Dataset records:
▬▬▬
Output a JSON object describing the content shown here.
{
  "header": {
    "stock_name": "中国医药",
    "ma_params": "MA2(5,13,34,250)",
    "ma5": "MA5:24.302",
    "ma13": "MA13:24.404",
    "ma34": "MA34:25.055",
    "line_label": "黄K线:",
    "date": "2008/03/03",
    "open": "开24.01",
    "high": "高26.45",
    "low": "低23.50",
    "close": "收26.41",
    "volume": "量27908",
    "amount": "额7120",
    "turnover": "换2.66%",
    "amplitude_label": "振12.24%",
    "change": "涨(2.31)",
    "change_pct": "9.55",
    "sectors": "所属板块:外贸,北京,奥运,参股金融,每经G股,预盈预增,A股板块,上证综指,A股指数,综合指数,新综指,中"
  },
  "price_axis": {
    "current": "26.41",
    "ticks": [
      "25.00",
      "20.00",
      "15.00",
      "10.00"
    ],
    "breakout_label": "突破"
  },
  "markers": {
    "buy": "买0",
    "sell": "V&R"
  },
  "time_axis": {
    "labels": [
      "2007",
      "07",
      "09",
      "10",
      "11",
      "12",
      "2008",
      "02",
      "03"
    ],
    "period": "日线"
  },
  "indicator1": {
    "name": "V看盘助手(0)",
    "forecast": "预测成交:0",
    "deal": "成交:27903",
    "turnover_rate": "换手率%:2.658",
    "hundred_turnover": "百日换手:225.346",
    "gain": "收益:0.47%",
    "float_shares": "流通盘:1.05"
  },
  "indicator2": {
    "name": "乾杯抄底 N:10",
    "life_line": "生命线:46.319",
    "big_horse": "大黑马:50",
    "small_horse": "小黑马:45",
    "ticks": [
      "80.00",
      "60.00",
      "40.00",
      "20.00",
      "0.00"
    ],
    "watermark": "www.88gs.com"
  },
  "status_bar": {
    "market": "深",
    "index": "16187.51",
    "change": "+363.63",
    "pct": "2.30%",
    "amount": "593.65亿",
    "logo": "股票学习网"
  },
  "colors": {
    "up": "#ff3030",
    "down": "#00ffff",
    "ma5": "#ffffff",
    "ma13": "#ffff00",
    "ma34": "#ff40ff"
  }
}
▬▬▬
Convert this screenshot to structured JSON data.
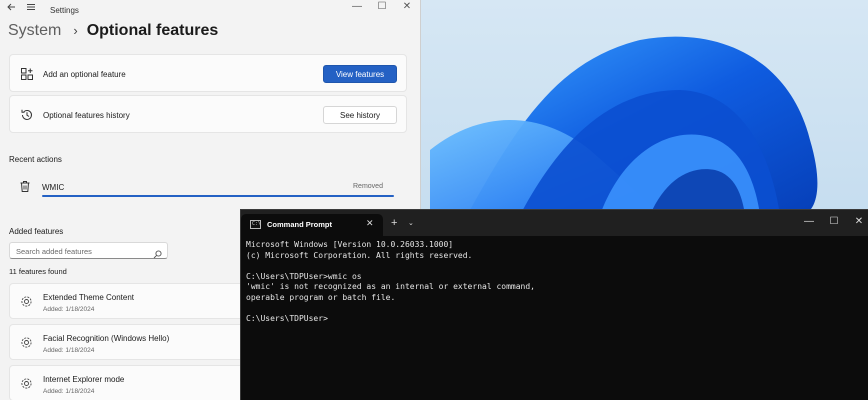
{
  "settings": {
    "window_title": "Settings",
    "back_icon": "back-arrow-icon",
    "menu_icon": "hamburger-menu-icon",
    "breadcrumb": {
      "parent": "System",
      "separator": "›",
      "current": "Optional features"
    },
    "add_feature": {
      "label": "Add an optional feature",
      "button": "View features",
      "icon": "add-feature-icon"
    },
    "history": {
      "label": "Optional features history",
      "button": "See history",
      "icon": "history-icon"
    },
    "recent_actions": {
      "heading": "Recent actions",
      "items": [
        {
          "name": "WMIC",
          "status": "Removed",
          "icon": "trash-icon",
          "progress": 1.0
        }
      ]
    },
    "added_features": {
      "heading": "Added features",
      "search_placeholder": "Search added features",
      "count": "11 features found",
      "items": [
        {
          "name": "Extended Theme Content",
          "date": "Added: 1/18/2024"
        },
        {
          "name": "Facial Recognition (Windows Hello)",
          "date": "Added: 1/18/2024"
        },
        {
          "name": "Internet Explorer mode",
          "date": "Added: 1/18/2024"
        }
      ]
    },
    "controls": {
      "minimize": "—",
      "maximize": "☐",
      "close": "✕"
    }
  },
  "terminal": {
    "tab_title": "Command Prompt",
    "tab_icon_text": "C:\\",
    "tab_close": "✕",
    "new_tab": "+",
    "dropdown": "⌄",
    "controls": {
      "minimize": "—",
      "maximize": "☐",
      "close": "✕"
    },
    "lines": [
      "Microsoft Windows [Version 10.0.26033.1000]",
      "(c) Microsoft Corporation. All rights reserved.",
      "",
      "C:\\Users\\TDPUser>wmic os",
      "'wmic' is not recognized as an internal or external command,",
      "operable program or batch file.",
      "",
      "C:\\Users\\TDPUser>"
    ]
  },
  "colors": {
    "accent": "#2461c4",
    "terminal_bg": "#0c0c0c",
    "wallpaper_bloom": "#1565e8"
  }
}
▬▬▬
Problem statement: Pick out each line above that includes "Windows" and show it.

Completed exercise:
          "name": "Facial Recognition (Windows Hello)",
      "Microsoft Windows [Version 10.0.26033.1000]",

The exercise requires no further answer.